AIM: Scan the material that follows. Copy every line containing the word "Implementation".

DATASET RECORDS:
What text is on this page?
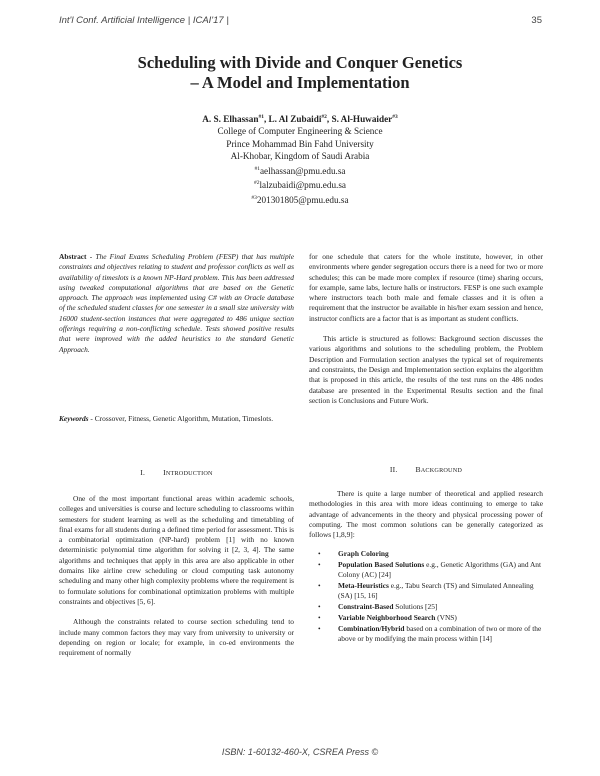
Int'l Conf. Artificial Intelligence | ICAI'17 |	35
Scheduling with Divide and Conquer Genetics
– A Model and Implementation
A. S. Elhassan$^{\#1}$, L. Al Zubaidi$^{\#2}$, S. Al-Huwaider$^{\#3}$
College of Computer Engineering & Science
Prince Mohammad Bin Fahd University
Al-Khobar, Kingdom of Saudi Arabia
$^{\#1}$aelhassan@pmu.edu.sa
$^{\#2}$lalzubaidi@pmu.edu.sa
$^{\#3}$201301805@pmu.edu.sa
Abstract - The Final Exams Scheduling Problem (FESP) that has multiple constraints and objectives relating to student and professor conflicts as well as availability of timeslots is a known NP-Hard problem. This has been addressed using tweaked computational algorithms that are based on the Genetic approach. The approach was implemented using C# with an Oracle database of the scheduled student classes for one semester in a small size university with 16000 student-section instances that were aggregated to 486 unique section offerings requiring a non-conflicting schedule. Tests showed positive results that were improved with the added heuristics to the standard Genetic Approach.
Keywords - Crossover, Fitness, Genetic Algorithm, Mutation, Timeslots.
I. INTRODUCTION

One of the most important functional areas within academic schools, colleges and universities is course and lecture scheduling to classrooms within semesters for student learning as well as the scheduling and timetabling of final exams for all students during a defined time period for assessment. This is a combinatorial optimization (NP-hard) problem [1] with no known deterministic polynomial time algorithm for solving it [2, 3, 4]. The same algorithms and techniques that apply in this area are also applicable in other domains like airline crew scheduling or cloud computing task autonomy scheduling and many other high complexity problems where the requirement is to formulate solutions for combinational optimization problems with multiple constraints and objectives [5, 6].

Although the constraints related to course section scheduling tend to include many common factors they may vary from university to university or depending on region or locale; for example, in co-ed environments the requirement of normally

for one schedule that caters for the whole institute, however, in other environments where gender segregation occurs there is a need for two or more schedules; this can be made more complex if resource (time) sharing occurs, for example, same labs, lecture halls or instructors. FESP is one such example where instructors teach both male and female classes and it is often a requirement that the instructor be available in his/her exam session and hence, instructor conflicts are a factor that is as important as student conflicts.

This article is structured as follows: Background section discusses the various algorithms and solutions to the scheduling problem, the Problem Description and Formulation section analyses the typical set of requirements and constraints, the Design and Implementation section explains the algorithm that is proposed in this article, the results of the test runs on the 486 nodes database are presented in the Experimental Results section and the final section is Conclusions and Future Work.

II. BACKGROUND

There is quite a large number of theoretical and applied research methodologies in this area with more ideas continuing to emerge to take advantage of advancements in the theory and physical processing power of computing. The most common solutions can be generally categorized as follows [1,8,9]:

• Graph Coloring
• Population Based Solutions e.g., Genetic Algorithms (GA) and Ant Colony (AC) [24]
• Meta-Heuristics e.g., Tabu Search (TS) and Simulated Annealing (SA) [15, 16]
• Constraint-Based Solutions [25]
• Variable Neighborhood Search (VNS)
• Combination/Hybrid based on a combination of two or more of the above or by modifying the main process within [14]
ISBN: 1-60132-460-X, CSREA Press ©
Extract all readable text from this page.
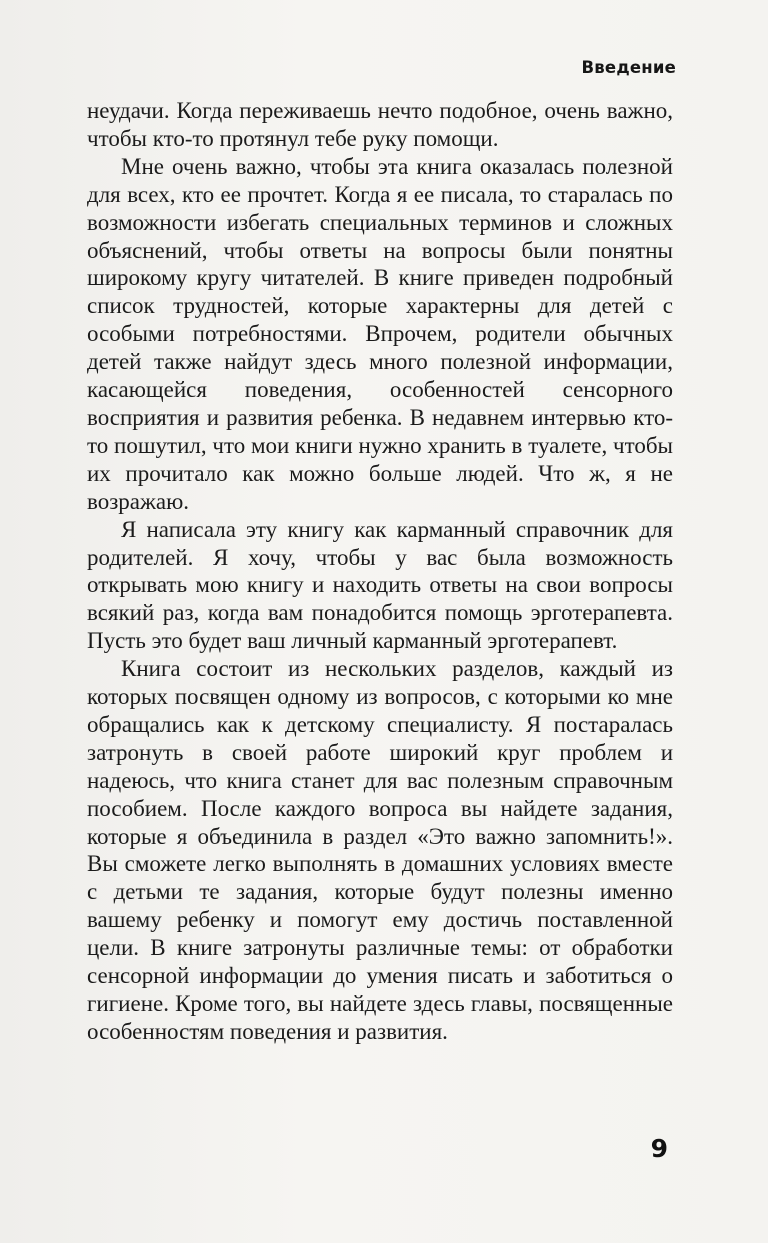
Введение

неудачи. Когда переживаешь нечто подобное, очень важно, чтобы кто-то протянул тебе руку помощи.

Мне очень важно, чтобы эта книга оказалась полезной для всех, кто ее прочтет. Когда я ее писала, то старалась по возможности избегать специальных терминов и сложных объяснений, чтобы ответы на вопросы были понятны широкому кругу читателей. В книге приведен подробный список трудностей, которые характерны для детей с особыми потребностями. Впрочем, родители обычных детей также найдут здесь много полезной информации, касающейся поведения, особенностей сенсорного восприятия и развития ребенка. В недавнем интервью кто-то пошутил, что мои книги нужно хранить в туалете, чтобы их прочитало как можно больше людей. Что ж, я не возражаю.

Я написала эту книгу как карманный справочник для родителей. Я хочу, чтобы у вас была возможность открывать мою книгу и находить ответы на свои вопросы всякий раз, когда вам понадобится помощь эрготерапевта. Пусть это будет ваш личный карманный эрготерапевт.

Книга состоит из нескольких разделов, каждый из которых посвящен одному из вопросов, с которыми ко мне обращались как к детскому специалисту. Я постаралась затронуть в своей работе широкий круг проблем и надеюсь, что книга станет для вас полезным справочным пособием. После каждого вопроса вы найдете задания, которые я объединила в раздел «Это важно запомнить!». Вы сможете легко выполнять в домашних условиях вместе с детьми те задания, которые будут полезны именно вашему ребенку и помогут ему достичь поставленной цели. В книге затронуты различные темы: от обработки сенсорной информации до умения писать и заботиться о гигиене. Кроме того, вы найдете здесь главы, посвященные особенностям поведения и развития.

9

RESULT OF THIS TASK:
– A Model and Implementation
This article is structured as follows: Background section discusses the various algorithms and solutions to the scheduling problem, the Problem Description and Formulation section analyses the typical set of requirements and constraints, the Design and Implementation section explains the algorithm that is proposed in this article, the results of the test runs on the 486 nodes database are presented in the Experimental Results section and the final section is Conclusions and Future Work.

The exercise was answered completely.